WHAT YOU HAVE TO DO
Tally the lines holding the string "Transcribe" and reply with that number alone.

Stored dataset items
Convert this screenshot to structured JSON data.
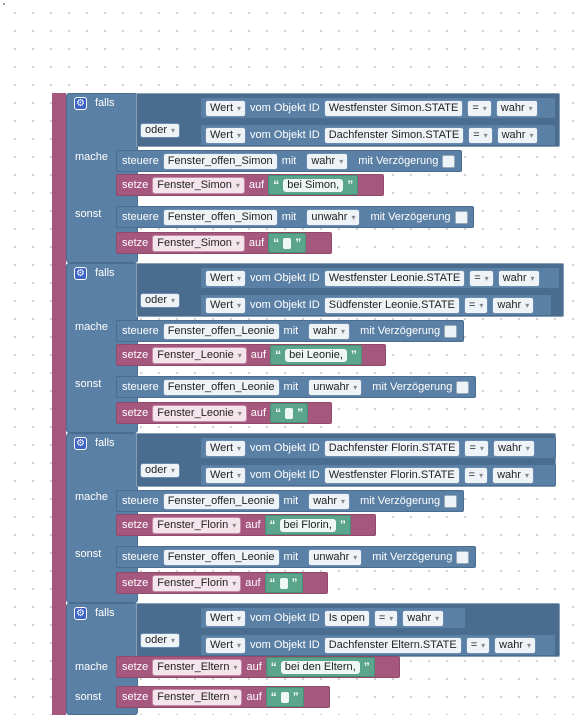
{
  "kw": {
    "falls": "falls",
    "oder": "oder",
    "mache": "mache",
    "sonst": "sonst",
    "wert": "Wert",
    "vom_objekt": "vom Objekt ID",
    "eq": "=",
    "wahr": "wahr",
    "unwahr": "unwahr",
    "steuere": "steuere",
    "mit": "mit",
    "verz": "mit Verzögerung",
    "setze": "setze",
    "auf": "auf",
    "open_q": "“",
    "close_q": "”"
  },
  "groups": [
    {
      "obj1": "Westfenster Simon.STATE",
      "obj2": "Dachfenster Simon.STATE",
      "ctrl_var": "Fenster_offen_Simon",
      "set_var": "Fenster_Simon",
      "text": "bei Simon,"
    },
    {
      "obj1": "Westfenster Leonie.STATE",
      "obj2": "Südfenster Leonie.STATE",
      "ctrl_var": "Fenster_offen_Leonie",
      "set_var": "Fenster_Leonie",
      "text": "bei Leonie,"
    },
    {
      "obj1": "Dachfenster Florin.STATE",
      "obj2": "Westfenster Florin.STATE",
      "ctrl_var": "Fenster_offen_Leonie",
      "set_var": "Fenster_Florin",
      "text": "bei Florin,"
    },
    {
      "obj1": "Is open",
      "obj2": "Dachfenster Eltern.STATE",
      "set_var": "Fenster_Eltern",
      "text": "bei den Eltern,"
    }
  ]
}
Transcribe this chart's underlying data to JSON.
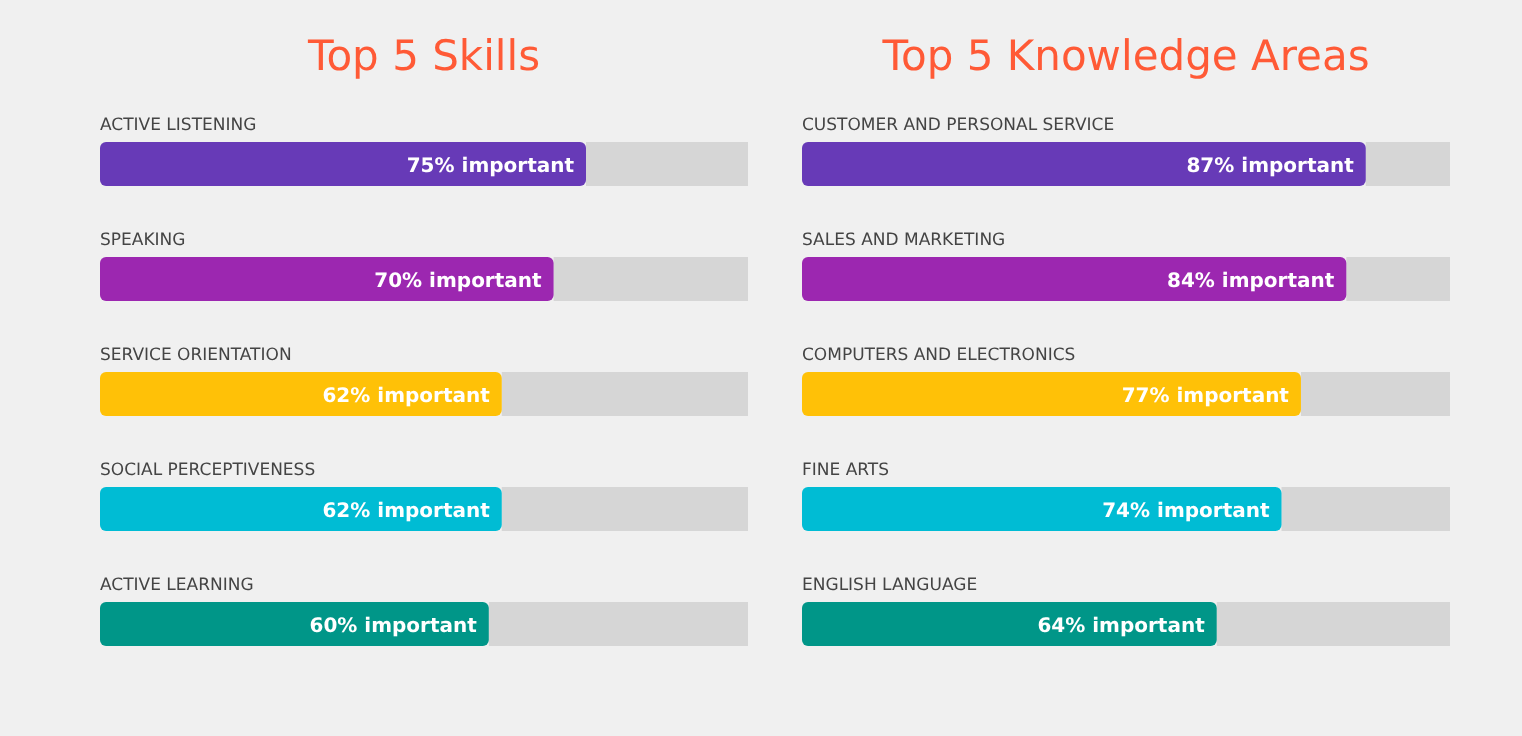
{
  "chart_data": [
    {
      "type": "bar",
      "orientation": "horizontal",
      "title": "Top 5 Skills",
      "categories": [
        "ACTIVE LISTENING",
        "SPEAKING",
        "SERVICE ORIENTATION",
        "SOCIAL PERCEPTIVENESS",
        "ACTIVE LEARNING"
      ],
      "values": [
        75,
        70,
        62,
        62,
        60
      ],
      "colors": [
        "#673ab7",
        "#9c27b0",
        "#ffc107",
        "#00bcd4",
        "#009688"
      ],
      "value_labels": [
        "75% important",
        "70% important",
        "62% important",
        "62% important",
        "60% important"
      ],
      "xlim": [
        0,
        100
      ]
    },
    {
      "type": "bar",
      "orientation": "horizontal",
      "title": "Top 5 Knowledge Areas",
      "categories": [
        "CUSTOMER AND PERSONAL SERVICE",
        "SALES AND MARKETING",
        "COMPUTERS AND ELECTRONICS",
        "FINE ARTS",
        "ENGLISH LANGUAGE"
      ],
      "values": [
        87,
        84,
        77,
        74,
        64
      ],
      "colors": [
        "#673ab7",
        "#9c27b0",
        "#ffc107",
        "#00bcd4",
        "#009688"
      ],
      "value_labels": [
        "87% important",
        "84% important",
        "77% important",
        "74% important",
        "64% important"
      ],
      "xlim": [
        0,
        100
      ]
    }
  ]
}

* * *

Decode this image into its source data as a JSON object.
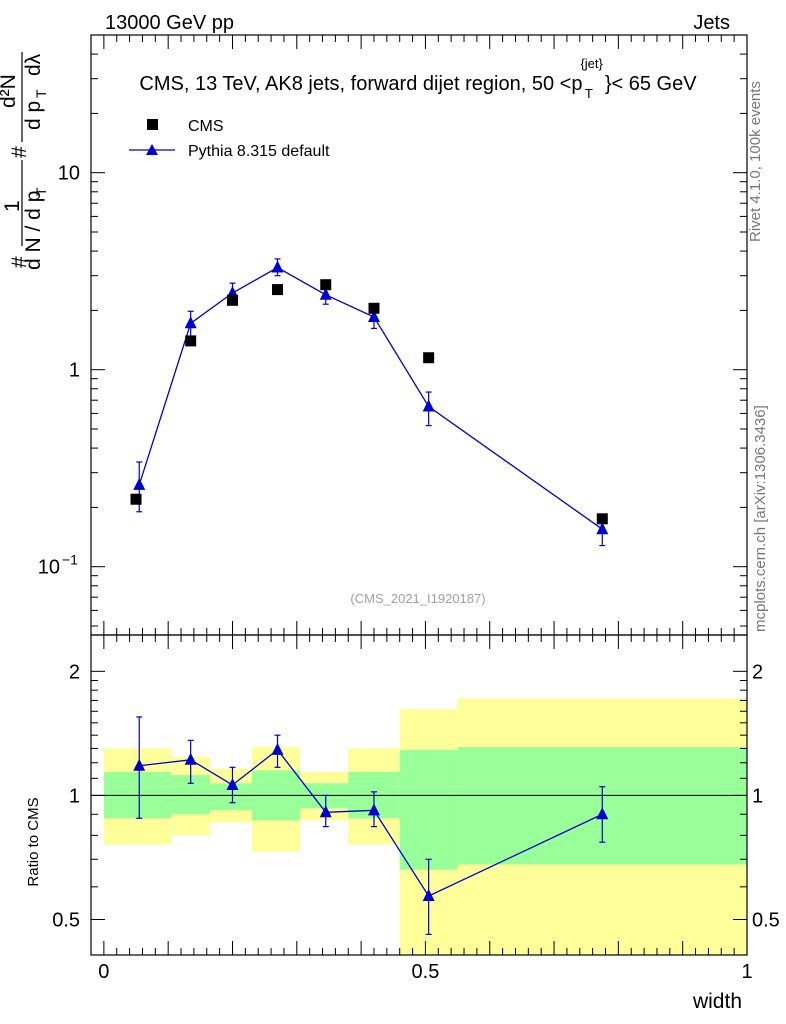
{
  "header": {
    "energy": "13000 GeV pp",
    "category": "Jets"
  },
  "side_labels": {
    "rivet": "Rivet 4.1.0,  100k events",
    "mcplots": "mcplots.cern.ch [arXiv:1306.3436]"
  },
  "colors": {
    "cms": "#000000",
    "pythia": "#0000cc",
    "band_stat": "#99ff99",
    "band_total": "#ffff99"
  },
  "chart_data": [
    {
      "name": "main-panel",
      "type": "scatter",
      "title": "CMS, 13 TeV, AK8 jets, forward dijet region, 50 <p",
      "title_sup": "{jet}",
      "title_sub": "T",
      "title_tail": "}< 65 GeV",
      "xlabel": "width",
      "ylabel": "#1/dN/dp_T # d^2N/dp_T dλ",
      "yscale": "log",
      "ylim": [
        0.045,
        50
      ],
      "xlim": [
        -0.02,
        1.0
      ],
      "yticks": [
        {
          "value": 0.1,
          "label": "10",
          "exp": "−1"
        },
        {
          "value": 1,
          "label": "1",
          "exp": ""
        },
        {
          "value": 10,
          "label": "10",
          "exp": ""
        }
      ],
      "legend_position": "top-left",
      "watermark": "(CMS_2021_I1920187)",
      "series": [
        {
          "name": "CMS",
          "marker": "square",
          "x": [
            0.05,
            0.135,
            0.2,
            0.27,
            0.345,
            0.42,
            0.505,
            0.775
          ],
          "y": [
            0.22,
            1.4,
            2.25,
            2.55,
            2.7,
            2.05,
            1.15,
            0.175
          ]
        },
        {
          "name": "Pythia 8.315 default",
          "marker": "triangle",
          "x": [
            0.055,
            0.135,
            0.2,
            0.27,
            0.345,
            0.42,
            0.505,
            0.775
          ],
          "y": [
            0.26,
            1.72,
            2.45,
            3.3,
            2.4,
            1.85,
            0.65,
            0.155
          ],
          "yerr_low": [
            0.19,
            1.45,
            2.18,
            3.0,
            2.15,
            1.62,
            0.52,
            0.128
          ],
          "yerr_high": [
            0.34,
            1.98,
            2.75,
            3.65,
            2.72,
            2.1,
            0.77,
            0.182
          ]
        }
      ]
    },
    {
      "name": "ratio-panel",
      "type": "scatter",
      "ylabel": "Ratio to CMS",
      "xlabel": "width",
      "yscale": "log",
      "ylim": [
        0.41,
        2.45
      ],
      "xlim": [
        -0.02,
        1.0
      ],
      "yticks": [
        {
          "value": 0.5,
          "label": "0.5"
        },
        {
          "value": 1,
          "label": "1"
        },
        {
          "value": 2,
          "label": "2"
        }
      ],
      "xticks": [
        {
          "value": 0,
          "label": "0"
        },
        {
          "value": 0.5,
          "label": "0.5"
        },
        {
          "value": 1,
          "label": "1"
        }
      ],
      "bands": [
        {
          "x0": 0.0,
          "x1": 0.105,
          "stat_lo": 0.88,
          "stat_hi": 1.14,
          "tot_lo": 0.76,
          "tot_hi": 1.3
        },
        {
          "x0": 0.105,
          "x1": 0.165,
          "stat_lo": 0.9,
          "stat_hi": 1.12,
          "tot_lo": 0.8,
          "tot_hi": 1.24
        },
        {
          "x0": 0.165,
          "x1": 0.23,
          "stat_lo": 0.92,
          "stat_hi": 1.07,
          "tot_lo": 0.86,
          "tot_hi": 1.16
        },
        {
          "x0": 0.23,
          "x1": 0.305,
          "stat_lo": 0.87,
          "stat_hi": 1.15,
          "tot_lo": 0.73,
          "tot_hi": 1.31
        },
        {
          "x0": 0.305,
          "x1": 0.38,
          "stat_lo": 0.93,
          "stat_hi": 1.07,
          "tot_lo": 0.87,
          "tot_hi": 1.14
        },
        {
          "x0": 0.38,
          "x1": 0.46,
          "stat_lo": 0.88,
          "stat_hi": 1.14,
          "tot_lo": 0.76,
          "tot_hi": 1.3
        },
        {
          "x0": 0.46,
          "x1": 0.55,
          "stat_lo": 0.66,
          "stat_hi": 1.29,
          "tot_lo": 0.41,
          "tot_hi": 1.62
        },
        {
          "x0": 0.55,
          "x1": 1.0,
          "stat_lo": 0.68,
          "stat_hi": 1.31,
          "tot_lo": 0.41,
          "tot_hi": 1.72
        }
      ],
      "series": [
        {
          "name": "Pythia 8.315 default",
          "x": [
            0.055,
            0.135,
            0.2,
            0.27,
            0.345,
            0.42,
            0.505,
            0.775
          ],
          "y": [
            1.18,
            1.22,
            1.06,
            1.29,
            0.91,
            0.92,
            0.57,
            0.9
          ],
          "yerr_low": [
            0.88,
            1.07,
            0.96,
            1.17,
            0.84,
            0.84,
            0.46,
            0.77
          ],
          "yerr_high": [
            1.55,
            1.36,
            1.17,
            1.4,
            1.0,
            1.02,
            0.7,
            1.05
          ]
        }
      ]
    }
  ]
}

==

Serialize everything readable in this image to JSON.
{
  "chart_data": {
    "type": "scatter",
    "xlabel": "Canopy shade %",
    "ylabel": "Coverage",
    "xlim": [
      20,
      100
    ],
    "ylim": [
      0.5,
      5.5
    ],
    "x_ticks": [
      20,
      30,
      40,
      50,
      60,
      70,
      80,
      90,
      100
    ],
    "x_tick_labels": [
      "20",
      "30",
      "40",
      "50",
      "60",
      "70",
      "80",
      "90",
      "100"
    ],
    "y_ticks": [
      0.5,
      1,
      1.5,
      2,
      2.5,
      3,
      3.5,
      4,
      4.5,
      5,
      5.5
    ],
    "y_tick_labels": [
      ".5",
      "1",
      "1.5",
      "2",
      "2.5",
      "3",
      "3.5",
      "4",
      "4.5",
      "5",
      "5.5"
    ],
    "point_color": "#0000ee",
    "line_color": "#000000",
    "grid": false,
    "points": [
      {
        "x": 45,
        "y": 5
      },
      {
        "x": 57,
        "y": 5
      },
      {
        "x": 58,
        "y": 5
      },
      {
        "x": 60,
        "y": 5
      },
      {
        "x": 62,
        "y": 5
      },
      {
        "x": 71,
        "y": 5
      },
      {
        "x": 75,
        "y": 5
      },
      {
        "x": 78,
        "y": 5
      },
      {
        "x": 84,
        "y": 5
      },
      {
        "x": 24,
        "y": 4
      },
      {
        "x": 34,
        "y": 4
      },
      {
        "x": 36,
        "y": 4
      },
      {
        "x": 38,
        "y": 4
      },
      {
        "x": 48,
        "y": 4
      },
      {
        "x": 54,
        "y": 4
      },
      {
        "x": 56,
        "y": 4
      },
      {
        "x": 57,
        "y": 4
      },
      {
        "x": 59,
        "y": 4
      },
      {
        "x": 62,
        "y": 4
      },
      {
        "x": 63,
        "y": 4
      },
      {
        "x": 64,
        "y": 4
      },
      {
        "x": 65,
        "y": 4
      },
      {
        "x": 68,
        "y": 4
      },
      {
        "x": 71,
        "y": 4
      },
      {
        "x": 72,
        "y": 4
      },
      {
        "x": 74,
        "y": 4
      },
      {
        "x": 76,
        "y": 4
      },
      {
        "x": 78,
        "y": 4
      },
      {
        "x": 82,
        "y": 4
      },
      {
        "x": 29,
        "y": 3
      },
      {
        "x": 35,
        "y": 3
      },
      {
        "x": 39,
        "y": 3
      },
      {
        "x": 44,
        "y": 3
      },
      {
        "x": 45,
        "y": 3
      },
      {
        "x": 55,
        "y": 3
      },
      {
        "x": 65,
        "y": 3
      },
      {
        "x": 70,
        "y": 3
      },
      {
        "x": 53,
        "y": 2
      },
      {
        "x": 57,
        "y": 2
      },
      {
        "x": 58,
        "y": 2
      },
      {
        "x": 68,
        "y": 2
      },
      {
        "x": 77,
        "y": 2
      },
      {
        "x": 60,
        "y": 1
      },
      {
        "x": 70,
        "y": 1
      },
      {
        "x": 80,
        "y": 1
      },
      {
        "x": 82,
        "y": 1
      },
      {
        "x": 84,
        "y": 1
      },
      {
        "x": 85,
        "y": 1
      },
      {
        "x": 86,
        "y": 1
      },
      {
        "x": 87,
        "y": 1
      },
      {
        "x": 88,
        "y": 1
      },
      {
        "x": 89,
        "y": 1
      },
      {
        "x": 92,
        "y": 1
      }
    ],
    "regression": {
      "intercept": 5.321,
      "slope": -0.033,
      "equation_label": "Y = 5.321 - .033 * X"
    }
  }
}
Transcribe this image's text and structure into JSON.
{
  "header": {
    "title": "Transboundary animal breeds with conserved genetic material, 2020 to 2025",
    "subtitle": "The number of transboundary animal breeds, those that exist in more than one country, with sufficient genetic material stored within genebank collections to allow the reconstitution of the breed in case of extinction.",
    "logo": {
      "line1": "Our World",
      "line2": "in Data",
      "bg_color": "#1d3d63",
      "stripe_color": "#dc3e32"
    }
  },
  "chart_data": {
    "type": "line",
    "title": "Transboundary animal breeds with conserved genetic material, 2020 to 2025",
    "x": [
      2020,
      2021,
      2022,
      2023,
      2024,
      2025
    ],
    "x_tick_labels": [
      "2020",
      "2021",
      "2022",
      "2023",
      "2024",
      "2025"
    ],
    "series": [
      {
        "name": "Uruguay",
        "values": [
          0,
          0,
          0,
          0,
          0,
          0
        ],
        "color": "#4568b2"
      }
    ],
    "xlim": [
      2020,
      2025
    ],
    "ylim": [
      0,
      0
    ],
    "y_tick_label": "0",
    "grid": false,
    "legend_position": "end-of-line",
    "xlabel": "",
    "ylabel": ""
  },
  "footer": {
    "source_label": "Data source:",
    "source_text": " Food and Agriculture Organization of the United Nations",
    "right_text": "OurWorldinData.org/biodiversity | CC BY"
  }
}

ANSWER TO THE PROBLEM
2